Find every line with "bounties" in it, then report how many there are and nothing more.
===== Task inputs =====
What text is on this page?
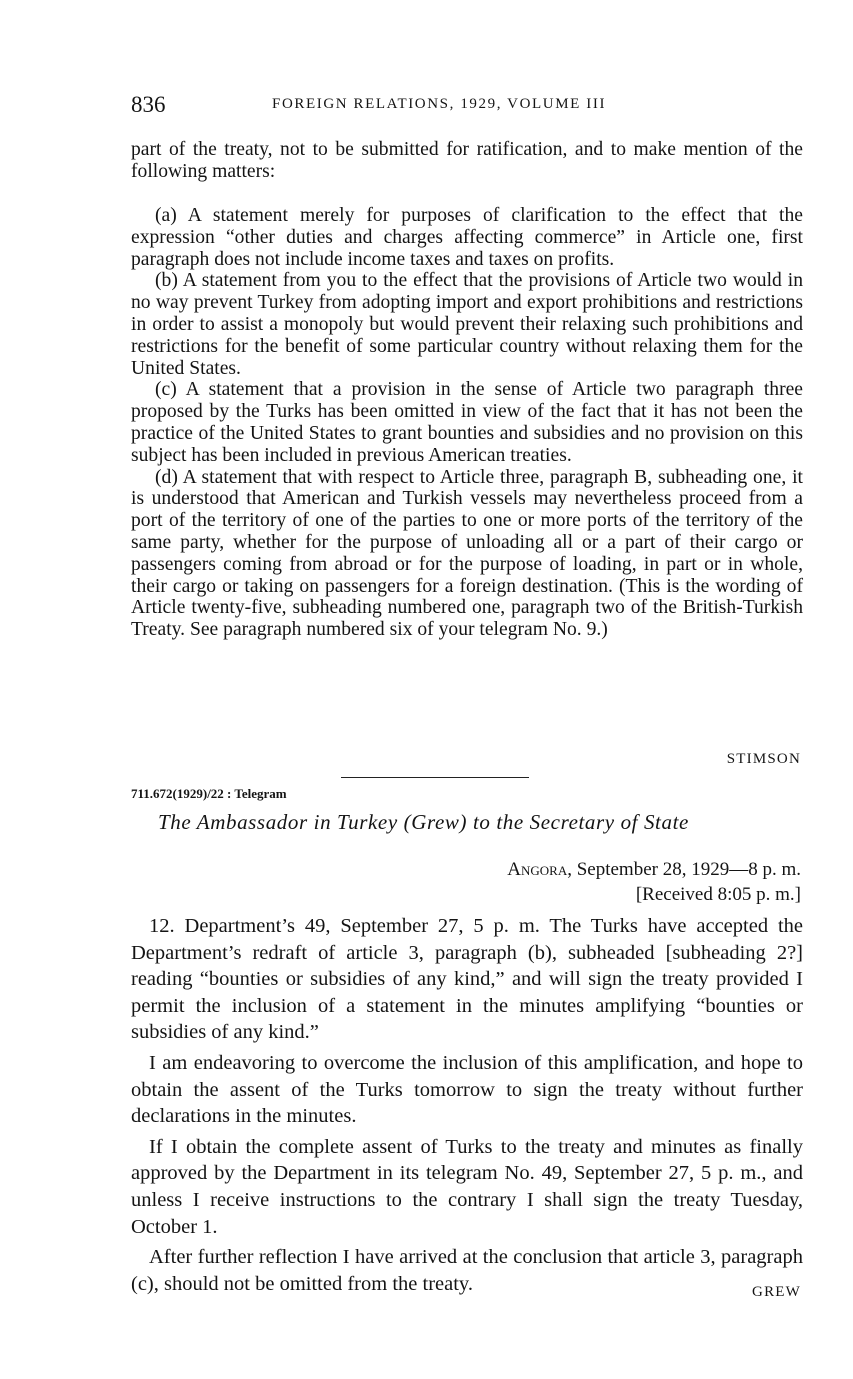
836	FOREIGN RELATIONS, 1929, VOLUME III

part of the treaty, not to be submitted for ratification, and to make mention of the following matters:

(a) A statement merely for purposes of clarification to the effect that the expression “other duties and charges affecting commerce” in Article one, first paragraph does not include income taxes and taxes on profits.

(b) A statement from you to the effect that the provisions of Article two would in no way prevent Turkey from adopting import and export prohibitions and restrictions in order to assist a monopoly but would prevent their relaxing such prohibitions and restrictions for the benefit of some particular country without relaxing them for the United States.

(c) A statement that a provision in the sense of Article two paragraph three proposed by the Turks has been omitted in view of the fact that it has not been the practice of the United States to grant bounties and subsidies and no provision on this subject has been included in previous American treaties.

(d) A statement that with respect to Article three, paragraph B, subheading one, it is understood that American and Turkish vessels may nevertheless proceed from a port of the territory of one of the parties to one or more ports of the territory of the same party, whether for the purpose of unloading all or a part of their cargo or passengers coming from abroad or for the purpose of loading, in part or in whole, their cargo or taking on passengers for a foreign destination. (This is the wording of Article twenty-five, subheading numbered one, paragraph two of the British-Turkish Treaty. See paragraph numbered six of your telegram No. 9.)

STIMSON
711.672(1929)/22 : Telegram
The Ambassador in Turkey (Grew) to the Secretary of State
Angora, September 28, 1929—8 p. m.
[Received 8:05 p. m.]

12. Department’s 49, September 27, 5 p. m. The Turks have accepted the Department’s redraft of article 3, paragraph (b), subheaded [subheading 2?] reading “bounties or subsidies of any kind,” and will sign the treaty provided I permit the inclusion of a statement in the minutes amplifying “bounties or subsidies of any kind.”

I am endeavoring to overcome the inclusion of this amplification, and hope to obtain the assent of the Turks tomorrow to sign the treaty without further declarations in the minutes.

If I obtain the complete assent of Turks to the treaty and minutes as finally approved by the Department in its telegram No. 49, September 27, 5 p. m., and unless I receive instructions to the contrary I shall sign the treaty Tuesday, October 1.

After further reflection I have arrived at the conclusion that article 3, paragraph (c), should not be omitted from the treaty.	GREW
=====
__Exercise result__: 2